_Work to do_:
Restate each entry word for word, leaving nothing out.

[Collected data]
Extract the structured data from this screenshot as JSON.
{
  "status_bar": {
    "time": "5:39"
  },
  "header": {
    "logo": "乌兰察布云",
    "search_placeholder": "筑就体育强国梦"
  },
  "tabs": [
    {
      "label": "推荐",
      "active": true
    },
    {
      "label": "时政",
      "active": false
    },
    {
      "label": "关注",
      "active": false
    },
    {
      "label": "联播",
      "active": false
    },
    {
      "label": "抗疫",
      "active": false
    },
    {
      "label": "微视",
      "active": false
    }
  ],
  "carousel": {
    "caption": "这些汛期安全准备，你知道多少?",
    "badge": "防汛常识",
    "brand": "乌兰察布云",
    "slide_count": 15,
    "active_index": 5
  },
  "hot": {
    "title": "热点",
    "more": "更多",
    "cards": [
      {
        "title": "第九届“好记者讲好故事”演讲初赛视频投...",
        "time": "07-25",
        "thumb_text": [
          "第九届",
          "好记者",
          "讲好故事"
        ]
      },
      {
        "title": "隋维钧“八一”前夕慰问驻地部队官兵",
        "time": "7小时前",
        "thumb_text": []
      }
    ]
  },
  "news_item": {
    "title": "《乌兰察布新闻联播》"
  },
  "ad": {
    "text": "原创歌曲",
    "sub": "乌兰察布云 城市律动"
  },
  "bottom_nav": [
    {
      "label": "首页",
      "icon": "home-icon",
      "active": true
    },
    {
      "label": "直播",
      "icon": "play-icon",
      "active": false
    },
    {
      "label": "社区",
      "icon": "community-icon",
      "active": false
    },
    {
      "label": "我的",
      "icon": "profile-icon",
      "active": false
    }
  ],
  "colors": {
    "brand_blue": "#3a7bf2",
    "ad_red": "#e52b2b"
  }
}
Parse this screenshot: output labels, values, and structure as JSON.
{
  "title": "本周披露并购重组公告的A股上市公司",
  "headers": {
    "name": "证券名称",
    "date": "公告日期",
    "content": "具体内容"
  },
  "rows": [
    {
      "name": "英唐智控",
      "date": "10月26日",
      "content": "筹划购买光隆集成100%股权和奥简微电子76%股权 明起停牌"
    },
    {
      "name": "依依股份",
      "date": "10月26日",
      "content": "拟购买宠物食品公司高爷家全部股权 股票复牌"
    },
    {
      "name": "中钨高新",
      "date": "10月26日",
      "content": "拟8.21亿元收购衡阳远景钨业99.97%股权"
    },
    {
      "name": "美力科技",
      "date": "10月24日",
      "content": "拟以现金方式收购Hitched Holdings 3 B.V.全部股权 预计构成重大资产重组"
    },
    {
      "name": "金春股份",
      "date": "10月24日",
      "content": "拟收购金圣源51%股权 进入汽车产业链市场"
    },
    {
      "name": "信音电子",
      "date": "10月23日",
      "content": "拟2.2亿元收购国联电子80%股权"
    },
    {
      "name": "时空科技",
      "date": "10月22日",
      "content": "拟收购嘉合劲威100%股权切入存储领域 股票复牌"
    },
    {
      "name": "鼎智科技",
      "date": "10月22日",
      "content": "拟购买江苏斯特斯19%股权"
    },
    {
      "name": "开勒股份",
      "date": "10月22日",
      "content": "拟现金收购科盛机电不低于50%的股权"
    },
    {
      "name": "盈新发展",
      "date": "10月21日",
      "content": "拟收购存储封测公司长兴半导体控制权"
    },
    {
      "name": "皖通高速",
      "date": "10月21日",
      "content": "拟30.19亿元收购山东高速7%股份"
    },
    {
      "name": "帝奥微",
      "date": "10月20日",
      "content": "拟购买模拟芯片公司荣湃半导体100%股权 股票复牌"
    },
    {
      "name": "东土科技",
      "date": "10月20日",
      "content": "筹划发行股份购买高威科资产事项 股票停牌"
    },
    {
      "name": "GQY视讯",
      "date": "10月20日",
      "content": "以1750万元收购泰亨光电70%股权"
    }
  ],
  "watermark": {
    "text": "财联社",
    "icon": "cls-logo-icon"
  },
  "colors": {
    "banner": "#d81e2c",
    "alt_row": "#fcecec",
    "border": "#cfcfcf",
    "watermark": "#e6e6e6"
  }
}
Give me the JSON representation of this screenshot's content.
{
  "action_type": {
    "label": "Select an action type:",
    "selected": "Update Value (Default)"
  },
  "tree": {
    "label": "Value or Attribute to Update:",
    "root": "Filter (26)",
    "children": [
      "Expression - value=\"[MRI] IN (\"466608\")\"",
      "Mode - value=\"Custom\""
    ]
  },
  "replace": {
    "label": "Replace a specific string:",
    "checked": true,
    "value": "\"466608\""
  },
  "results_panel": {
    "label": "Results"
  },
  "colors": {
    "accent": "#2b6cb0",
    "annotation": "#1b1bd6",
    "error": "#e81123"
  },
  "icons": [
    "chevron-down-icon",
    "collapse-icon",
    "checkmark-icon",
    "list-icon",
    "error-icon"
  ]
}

_Completed task_:
Extract the structured data from this screenshot as JSON.
{
  "status_bar": {
    "time": "5:39"
  },
  "header": {
    "logo": "乌兰察布云",
    "search_placeholder": "筑就体育强国梦"
  },
  "tabs": [
    {
      "label": "推荐",
      "active": true
    },
    {
      "label": "时政",
      "active": false
    },
    {
      "label": "关注",
      "active": false
    },
    {
      "label": "联播",
      "active": false
    },
    {
      "label": "抗疫",
      "active": false
    },
    {
      "label": "微视",
      "active": false
    }
  ],
  "carousel": {
    "caption": "这些汛期安全准备，你知道多少?",
    "badge": "防汛常识",
    "brand": "乌兰察布云",
    "slide_count": 15,
    "active_index": 5
  },
  "hot": {
    "title": "热点",
    "more": "更多",
    "cards": [
      {
        "title": "第九届“好记者讲好故事”演讲初赛视频投...",
        "time": "07-25",
        "thumb_text": [
          "第九届",
          "好记者",
          "讲好故事"
        ]
      },
      {
        "title": "隋维钧“八一”前夕慰问驻地部队官兵",
        "time": "7小时前",
        "thumb_text": []
      }
    ]
  },
  "news_item": {
    "title": "《乌兰察布新闻联播》"
  },
  "ad": {
    "text": "原创歌曲",
    "sub": "乌兰察布云 城市律动"
  },
  "bottom_nav": [
    {
      "label": "首页",
      "icon": "home-icon",
      "active": true
    },
    {
      "label": "直播",
      "icon": "play-icon",
      "active": false
    },
    {
      "label": "社区",
      "icon": "community-icon",
      "active": false
    },
    {
      "label": "我的",
      "icon": "profile-icon",
      "active": false
    }
  ],
  "colors": {
    "brand_blue": "#3a7bf2",
    "ad_red": "#e52b2b"
  }
}
Parse this screenshot: output labels, values, and structure as JSON.
{
  "title": "本周披露并购重组公告的A股上市公司",
  "headers": {
    "name": "证券名称",
    "date": "公告日期",
    "content": "具体内容"
  },
  "rows": [
    {
      "name": "英唐智控",
      "date": "10月26日",
      "content": "筹划购买光隆集成100%股权和奥简微电子76%股权 明起停牌"
    },
    {
      "name": "依依股份",
      "date": "10月26日",
      "content": "拟购买宠物食品公司高爷家全部股权 股票复牌"
    },
    {
      "name": "中钨高新",
      "date": "10月26日",
      "content": "拟8.21亿元收购衡阳远景钨业99.97%股权"
    },
    {
      "name": "美力科技",
      "date": "10月24日",
      "content": "拟以现金方式收购Hitched Holdings 3 B.V.全部股权 预计构成重大资产重组"
    },
    {
      "name": "金春股份",
      "date": "10月24日",
      "content": "拟收购金圣源51%股权 进入汽车产业链市场"
    },
    {
      "name": "信音电子",
      "date": "10月23日",
      "content": "拟2.2亿元收购国联电子80%股权"
    },
    {
      "name": "时空科技",
      "date": "10月22日",
      "content": "拟收购嘉合劲威100%股权切入存储领域 股票复牌"
    },
    {
      "name": "鼎智科技",
      "date": "10月22日",
      "content": "拟购买江苏斯特斯19%股权"
    },
    {
      "name": "开勒股份",
      "date": "10月22日",
      "content": "拟现金收购科盛机电不低于50%的股权"
    },
    {
      "name": "盈新发展",
      "date": "10月21日",
      "content": "拟收购存储封测公司长兴半导体控制权"
    },
    {
      "name": "皖通高速",
      "date": "10月21日",
      "content": "拟30.19亿元收购山东高速7%股份"
    },
    {
      "name": "帝奥微",
      "date": "10月20日",
      "content": "拟购买模拟芯片公司荣湃半导体100%股权 股票复牌"
    },
    {
      "name": "东土科技",
      "date": "10月20日",
      "content": "筹划发行股份购买高威科资产事项 股票停牌"
    },
    {
      "name": "GQY视讯",
      "date": "10月20日",
      "content": "以1750万元收购泰亨光电70%股权"
    }
  ],
  "watermark": {
    "text": "财联社",
    "icon": "cls-logo-icon"
  },
  "colors": {
    "banner": "#d81e2c",
    "alt_row": "#fcecec",
    "border": "#cfcfcf",
    "watermark": "#e6e6e6"
  }
}
Give me the JSON representation of this screenshot's content.
{
  "action_type": {
    "label": "Select an action type:",
    "selected": "Update Value (Default)"
  },
  "tree": {
    "label": "Value or Attribute to Update:",
    "root": "Filter (26)",
    "children": [
      "Expression - value=\"[MRI] IN (\"466608\")\"",
      "Mode - value=\"Custom\""
    ]
  },
  "replace": {
    "label": "Replace a specific string:",
    "checked": true,
    "value": "\"466608\""
  },
  "results_panel": {
    "label": "Results"
  },
  "colors": {
    "accent": "#2b6cb0",
    "annotation": "#1b1bd6",
    "error": "#e81123"
  },
  "icons": [
    "chevron-down-icon",
    "collapse-icon",
    "checkmark-icon",
    "list-icon",
    "error-icon"
  ]
}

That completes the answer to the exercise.